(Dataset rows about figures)
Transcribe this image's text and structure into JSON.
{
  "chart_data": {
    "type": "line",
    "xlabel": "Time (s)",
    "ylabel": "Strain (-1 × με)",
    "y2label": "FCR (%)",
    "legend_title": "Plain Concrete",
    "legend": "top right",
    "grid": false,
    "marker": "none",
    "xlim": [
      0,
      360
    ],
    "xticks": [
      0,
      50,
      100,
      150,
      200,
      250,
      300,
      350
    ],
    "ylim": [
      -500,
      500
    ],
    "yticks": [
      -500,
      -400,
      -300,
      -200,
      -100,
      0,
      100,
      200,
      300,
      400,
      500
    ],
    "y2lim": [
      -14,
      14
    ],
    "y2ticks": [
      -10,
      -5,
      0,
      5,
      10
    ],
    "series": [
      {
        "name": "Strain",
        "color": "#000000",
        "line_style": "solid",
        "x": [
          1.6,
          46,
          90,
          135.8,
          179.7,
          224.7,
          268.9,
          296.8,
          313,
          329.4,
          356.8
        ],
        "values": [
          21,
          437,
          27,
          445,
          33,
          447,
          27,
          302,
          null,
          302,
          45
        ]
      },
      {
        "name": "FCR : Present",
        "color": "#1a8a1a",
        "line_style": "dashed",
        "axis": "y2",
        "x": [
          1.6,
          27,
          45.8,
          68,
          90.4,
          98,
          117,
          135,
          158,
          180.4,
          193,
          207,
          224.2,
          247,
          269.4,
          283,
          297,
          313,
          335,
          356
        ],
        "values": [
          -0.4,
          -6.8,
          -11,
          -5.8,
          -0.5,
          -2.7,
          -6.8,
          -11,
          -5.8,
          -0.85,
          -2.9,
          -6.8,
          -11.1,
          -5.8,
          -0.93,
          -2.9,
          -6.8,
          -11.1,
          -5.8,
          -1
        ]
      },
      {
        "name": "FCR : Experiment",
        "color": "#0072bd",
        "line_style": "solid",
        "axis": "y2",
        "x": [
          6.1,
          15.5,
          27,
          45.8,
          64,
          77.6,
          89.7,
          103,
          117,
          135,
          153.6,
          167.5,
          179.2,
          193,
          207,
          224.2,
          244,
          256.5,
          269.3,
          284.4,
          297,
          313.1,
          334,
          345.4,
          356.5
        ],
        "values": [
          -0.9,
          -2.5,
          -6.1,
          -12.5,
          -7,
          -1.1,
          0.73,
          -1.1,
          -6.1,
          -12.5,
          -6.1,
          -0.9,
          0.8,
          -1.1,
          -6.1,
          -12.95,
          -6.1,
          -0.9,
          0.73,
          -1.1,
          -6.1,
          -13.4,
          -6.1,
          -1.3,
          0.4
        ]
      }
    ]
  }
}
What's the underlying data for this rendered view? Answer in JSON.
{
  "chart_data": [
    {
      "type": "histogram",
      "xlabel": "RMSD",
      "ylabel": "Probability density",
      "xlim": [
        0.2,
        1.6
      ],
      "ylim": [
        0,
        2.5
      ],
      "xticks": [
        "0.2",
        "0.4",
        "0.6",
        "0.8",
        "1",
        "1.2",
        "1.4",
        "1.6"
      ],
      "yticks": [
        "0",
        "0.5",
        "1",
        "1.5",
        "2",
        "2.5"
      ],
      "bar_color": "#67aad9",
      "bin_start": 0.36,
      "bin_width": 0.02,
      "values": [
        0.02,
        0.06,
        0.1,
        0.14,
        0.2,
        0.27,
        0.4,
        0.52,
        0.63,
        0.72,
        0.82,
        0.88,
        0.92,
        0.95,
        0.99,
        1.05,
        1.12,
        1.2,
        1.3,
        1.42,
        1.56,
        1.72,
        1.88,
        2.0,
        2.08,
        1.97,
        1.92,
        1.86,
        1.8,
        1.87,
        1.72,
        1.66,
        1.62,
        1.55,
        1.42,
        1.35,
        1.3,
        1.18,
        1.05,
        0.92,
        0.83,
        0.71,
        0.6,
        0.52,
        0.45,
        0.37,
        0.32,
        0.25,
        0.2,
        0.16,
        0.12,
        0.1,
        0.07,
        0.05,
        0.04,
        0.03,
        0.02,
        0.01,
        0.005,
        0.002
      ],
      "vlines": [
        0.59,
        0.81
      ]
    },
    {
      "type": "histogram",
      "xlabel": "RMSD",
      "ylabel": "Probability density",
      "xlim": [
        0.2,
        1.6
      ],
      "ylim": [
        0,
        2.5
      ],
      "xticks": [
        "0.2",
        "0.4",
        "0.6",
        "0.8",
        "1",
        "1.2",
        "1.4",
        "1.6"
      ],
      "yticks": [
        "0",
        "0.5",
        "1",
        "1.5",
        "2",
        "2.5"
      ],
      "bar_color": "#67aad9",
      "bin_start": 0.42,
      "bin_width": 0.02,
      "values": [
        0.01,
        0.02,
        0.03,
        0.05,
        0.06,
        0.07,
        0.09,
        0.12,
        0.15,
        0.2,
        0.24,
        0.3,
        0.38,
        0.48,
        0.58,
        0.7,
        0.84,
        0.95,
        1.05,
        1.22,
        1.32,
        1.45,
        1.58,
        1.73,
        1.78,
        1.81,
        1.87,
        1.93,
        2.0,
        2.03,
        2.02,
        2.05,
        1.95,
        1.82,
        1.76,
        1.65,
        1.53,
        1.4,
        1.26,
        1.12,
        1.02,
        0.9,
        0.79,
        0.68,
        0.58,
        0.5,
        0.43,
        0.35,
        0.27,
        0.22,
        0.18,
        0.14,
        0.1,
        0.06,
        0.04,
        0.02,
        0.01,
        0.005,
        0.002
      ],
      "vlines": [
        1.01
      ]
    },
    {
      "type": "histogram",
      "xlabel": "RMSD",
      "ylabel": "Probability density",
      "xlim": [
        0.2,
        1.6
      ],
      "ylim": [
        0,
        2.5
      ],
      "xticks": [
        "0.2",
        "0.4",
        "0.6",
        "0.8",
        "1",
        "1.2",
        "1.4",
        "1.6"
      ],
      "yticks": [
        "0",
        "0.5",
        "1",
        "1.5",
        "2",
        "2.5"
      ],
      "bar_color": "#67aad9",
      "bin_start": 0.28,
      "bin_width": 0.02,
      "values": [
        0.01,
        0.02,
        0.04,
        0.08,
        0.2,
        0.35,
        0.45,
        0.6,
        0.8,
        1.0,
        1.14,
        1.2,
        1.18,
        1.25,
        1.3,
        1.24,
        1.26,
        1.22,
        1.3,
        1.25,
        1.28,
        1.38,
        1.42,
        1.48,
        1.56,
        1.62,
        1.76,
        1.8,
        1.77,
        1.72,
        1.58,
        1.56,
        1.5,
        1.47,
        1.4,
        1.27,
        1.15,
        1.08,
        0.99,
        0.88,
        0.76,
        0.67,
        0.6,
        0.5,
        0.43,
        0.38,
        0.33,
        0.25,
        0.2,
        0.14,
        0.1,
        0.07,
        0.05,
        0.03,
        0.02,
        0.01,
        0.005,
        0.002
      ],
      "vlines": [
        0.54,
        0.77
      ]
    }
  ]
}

What to work on: Write out the whole listing again. Match it word for word.

Expected answer:
Transcribe this image's text and structure into JSON.
{
  "chart_data": {
    "type": "line",
    "xlabel": "Time (s)",
    "ylabel": "Strain (-1 × με)",
    "y2label": "FCR (%)",
    "legend_title": "Plain Concrete",
    "legend": "top right",
    "grid": false,
    "marker": "none",
    "xlim": [
      0,
      360
    ],
    "xticks": [
      0,
      50,
      100,
      150,
      200,
      250,
      300,
      350
    ],
    "ylim": [
      -500,
      500
    ],
    "yticks": [
      -500,
      -400,
      -300,
      -200,
      -100,
      0,
      100,
      200,
      300,
      400,
      500
    ],
    "y2lim": [
      -14,
      14
    ],
    "y2ticks": [
      -10,
      -5,
      0,
      5,
      10
    ],
    "series": [
      {
        "name": "Strain",
        "color": "#000000",
        "line_style": "solid",
        "x": [
          1.6,
          46,
          90,
          135.8,
          179.7,
          224.7,
          268.9,
          296.8,
          313,
          329.4,
          356.8
        ],
        "values": [
          21,
          437,
          27,
          445,
          33,
          447,
          27,
          302,
          null,
          302,
          45
        ]
      },
      {
        "name": "FCR : Present",
        "color": "#1a8a1a",
        "line_style": "dashed",
        "axis": "y2",
        "x": [
          1.6,
          27,
          45.8,
          68,
          90.4,
          98,
          117,
          135,
          158,
          180.4,
          193,
          207,
          224.2,
          247,
          269.4,
          283,
          297,
          313,
          335,
          356
        ],
        "values": [
          -0.4,
          -6.8,
          -11,
          -5.8,
          -0.5,
          -2.7,
          -6.8,
          -11,
          -5.8,
          -0.85,
          -2.9,
          -6.8,
          -11.1,
          -5.8,
          -0.93,
          -2.9,
          -6.8,
          -11.1,
          -5.8,
          -1
        ]
      },
      {
        "name": "FCR : Experiment",
        "color": "#0072bd",
        "line_style": "solid",
        "axis": "y2",
        "x": [
          6.1,
          15.5,
          27,
          45.8,
          64,
          77.6,
          89.7,
          103,
          117,
          135,
          153.6,
          167.5,
          179.2,
          193,
          207,
          224.2,
          244,
          256.5,
          269.3,
          284.4,
          297,
          313.1,
          334,
          345.4,
          356.5
        ],
        "values": [
          -0.9,
          -2.5,
          -6.1,
          -12.5,
          -7,
          -1.1,
          0.73,
          -1.1,
          -6.1,
          -12.5,
          -6.1,
          -0.9,
          0.8,
          -1.1,
          -6.1,
          -12.95,
          -6.1,
          -0.9,
          0.73,
          -1.1,
          -6.1,
          -13.4,
          -6.1,
          -1.3,
          0.4
        ]
      }
    ]
  }
}
What's the underlying data for this rendered view? Answer in JSON.
{
  "chart_data": [
    {
      "type": "histogram",
      "xlabel": "RMSD",
      "ylabel": "Probability density",
      "xlim": [
        0.2,
        1.6
      ],
      "ylim": [
        0,
        2.5
      ],
      "xticks": [
        "0.2",
        "0.4",
        "0.6",
        "0.8",
        "1",
        "1.2",
        "1.4",
        "1.6"
      ],
      "yticks": [
        "0",
        "0.5",
        "1",
        "1.5",
        "2",
        "2.5"
      ],
      "bar_color": "#67aad9",
      "bin_start": 0.36,
      "bin_width": 0.02,
      "values": [
        0.02,
        0.06,
        0.1,
        0.14,
        0.2,
        0.27,
        0.4,
        0.52,
        0.63,
        0.72,
        0.82,
        0.88,
        0.92,
        0.95,
        0.99,
        1.05,
        1.12,
        1.2,
        1.3,
        1.42,
        1.56,
        1.72,
        1.88,
        2.0,
        2.08,
        1.97,
        1.92,
        1.86,
        1.8,
        1.87,
        1.72,
        1.66,
        1.62,
        1.55,
        1.42,
        1.35,
        1.3,
        1.18,
        1.05,
        0.92,
        0.83,
        0.71,
        0.6,
        0.52,
        0.45,
        0.37,
        0.32,
        0.25,
        0.2,
        0.16,
        0.12,
        0.1,
        0.07,
        0.05,
        0.04,
        0.03,
        0.02,
        0.01,
        0.005,
        0.002
      ],
      "vlines": [
        0.59,
        0.81
      ]
    },
    {
      "type": "histogram",
      "xlabel": "RMSD",
      "ylabel": "Probability density",
      "xlim": [
        0.2,
        1.6
      ],
      "ylim": [
        0,
        2.5
      ],
      "xticks": [
        "0.2",
        "0.4",
        "0.6",
        "0.8",
        "1",
        "1.2",
        "1.4",
        "1.6"
      ],
      "yticks": [
        "0",
        "0.5",
        "1",
        "1.5",
        "2",
        "2.5"
      ],
      "bar_color": "#67aad9",
      "bin_start": 0.42,
      "bin_width": 0.02,
      "values": [
        0.01,
        0.02,
        0.03,
        0.05,
        0.06,
        0.07,
        0.09,
        0.12,
        0.15,
        0.2,
        0.24,
        0.3,
        0.38,
        0.48,
        0.58,
        0.7,
        0.84,
        0.95,
        1.05,
        1.22,
        1.32,
        1.45,
        1.58,
        1.73,
        1.78,
        1.81,
        1.87,
        1.93,
        2.0,
        2.03,
        2.02,
        2.05,
        1.95,
        1.82,
        1.76,
        1.65,
        1.53,
        1.4,
        1.26,
        1.12,
        1.02,
        0.9,
        0.79,
        0.68,
        0.58,
        0.5,
        0.43,
        0.35,
        0.27,
        0.22,
        0.18,
        0.14,
        0.1,
        0.06,
        0.04,
        0.02,
        0.01,
        0.005,
        0.002
      ],
      "vlines": [
        1.01
      ]
    },
    {
      "type": "histogram",
      "xlabel": "RMSD",
      "ylabel": "Probability density",
      "xlim": [
        0.2,
        1.6
      ],
      "ylim": [
        0,
        2.5
      ],
      "xticks": [
        "0.2",
        "0.4",
        "0.6",
        "0.8",
        "1",
        "1.2",
        "1.4",
        "1.6"
      ],
      "yticks": [
        "0",
        "0.5",
        "1",
        "1.5",
        "2",
        "2.5"
      ],
      "bar_color": "#67aad9",
      "bin_start": 0.28,
      "bin_width": 0.02,
      "values": [
        0.01,
        0.02,
        0.04,
        0.08,
        0.2,
        0.35,
        0.45,
        0.6,
        0.8,
        1.0,
        1.14,
        1.2,
        1.18,
        1.25,
        1.3,
        1.24,
        1.26,
        1.22,
        1.3,
        1.25,
        1.28,
        1.38,
        1.42,
        1.48,
        1.56,
        1.62,
        1.76,
        1.8,
        1.77,
        1.72,
        1.58,
        1.56,
        1.5,
        1.47,
        1.4,
        1.27,
        1.15,
        1.08,
        0.99,
        0.88,
        0.76,
        0.67,
        0.6,
        0.5,
        0.43,
        0.38,
        0.33,
        0.25,
        0.2,
        0.14,
        0.1,
        0.07,
        0.05,
        0.03,
        0.02,
        0.01,
        0.005,
        0.002
      ],
      "vlines": [
        0.54,
        0.77
      ]
    }
  ]
}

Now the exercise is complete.